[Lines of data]
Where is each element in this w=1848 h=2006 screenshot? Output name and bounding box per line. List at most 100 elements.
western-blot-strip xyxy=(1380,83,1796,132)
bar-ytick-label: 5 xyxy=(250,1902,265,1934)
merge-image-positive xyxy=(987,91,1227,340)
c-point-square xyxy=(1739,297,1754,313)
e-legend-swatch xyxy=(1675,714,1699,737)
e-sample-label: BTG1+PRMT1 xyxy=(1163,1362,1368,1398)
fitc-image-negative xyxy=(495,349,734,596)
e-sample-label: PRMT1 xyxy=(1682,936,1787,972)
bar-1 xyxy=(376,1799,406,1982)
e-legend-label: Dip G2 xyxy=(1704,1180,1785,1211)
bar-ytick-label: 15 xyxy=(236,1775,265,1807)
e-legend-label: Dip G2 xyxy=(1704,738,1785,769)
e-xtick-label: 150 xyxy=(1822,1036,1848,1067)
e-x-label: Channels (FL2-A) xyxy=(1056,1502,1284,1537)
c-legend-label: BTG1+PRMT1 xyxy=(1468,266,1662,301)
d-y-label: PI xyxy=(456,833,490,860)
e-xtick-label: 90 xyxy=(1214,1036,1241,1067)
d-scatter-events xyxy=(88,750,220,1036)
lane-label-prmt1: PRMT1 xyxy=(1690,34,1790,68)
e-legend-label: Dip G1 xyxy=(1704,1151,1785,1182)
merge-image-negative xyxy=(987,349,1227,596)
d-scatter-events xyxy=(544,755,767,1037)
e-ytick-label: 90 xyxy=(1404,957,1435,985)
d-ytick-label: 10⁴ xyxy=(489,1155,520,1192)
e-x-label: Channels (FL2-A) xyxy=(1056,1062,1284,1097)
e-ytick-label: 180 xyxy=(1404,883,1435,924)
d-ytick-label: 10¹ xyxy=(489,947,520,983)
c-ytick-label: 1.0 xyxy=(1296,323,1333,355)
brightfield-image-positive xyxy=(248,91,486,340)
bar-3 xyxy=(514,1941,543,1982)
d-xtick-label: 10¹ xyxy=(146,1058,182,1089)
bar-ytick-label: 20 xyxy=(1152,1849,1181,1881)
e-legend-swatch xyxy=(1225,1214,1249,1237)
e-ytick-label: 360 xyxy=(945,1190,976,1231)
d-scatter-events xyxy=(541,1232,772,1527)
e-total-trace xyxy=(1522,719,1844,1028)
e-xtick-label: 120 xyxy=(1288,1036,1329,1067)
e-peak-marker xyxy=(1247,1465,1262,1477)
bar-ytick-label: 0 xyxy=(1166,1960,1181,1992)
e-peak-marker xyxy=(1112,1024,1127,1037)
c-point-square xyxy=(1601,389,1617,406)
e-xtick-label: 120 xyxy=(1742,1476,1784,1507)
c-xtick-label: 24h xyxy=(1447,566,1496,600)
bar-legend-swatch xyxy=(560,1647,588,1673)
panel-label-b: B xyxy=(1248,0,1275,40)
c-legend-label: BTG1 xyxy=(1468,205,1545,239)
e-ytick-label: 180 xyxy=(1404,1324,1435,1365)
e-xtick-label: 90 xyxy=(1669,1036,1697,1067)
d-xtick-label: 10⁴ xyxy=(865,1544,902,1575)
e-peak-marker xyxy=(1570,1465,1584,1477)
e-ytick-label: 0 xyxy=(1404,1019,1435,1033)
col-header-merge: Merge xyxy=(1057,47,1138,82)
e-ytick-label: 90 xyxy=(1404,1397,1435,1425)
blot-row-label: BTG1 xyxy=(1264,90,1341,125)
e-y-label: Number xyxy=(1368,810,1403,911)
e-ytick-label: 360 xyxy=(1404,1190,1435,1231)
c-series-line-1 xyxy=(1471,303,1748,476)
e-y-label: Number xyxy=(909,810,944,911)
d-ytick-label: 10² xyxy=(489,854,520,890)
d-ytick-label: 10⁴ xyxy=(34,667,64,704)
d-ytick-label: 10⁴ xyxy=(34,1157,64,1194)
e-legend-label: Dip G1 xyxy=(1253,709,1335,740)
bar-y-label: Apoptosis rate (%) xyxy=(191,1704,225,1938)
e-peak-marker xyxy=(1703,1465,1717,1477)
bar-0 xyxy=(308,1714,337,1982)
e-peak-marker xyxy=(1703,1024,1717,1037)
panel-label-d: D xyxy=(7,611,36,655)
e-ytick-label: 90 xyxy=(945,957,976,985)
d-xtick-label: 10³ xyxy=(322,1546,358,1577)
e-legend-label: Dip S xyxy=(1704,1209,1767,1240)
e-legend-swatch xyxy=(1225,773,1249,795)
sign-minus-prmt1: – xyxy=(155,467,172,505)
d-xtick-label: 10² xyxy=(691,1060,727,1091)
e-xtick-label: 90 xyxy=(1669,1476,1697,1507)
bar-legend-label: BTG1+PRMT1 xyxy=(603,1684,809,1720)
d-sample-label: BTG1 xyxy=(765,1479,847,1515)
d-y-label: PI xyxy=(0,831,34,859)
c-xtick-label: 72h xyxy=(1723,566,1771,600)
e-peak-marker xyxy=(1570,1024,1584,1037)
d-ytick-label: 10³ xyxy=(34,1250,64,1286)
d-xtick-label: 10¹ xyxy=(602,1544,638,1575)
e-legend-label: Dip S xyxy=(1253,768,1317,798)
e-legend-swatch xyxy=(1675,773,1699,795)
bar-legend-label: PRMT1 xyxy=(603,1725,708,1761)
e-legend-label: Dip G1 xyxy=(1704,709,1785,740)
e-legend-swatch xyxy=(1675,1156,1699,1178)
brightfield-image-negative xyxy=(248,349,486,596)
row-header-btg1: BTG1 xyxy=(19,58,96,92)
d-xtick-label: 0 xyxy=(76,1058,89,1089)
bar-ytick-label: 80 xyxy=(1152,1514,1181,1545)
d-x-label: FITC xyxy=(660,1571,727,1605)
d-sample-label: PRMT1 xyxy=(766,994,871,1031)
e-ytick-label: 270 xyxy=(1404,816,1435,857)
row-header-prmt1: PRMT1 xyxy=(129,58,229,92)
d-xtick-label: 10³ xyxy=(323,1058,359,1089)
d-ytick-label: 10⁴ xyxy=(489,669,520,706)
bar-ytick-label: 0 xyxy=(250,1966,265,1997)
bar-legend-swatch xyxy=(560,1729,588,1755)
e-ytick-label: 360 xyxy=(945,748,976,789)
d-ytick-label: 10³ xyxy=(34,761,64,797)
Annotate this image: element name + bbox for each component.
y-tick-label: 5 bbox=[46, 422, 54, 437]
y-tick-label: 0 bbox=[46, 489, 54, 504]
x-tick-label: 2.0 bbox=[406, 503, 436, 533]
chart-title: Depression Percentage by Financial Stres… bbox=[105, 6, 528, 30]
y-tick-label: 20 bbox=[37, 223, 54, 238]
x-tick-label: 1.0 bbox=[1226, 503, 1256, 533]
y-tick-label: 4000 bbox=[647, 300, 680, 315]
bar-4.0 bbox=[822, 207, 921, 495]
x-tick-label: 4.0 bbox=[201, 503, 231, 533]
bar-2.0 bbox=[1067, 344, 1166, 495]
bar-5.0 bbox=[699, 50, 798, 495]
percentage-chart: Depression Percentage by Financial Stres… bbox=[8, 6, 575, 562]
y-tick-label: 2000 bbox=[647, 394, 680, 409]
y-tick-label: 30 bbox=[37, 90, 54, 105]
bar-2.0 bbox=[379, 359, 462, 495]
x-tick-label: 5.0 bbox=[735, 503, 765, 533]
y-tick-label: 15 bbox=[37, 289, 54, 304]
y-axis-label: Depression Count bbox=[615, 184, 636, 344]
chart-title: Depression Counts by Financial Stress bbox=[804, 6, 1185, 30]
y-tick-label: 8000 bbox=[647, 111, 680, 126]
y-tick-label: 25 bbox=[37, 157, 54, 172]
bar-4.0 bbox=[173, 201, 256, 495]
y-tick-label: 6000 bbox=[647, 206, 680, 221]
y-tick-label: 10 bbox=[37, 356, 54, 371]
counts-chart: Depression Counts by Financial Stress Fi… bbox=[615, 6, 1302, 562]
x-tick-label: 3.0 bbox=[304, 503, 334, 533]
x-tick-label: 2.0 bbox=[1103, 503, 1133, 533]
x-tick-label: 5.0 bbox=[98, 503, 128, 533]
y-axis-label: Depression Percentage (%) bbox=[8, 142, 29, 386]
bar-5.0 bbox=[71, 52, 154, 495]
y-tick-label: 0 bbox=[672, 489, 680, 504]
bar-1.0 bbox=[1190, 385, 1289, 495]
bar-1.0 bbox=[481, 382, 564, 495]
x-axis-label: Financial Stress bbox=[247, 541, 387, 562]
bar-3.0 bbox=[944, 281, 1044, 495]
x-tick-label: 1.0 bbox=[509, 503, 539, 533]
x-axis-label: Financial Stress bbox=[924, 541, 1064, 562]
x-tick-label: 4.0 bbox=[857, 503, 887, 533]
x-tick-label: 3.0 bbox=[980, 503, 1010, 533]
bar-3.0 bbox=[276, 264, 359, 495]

*Instructions to follow*:
Rewrite the data as a numbered list, leaving out any blank lines, starting at the first line and ending at the line that contains "fitc-image-negative xyxy=(495,349,734,596)", with both of those lines included.

*Task answer*:
1. Where is each element in this w=1848 h=2006 screenshot? Output name and bounding box per line. List at most 100 elements.
2. western-blot-strip xyxy=(1380,83,1796,132)
3. bar-ytick-label: 5 xyxy=(250,1902,265,1934)
4. merge-image-positive xyxy=(987,91,1227,340)
5. c-point-square xyxy=(1739,297,1754,313)
6. e-legend-swatch xyxy=(1675,714,1699,737)
7. e-sample-label: BTG1+PRMT1 xyxy=(1163,1362,1368,1398)
8. fitc-image-negative xyxy=(495,349,734,596)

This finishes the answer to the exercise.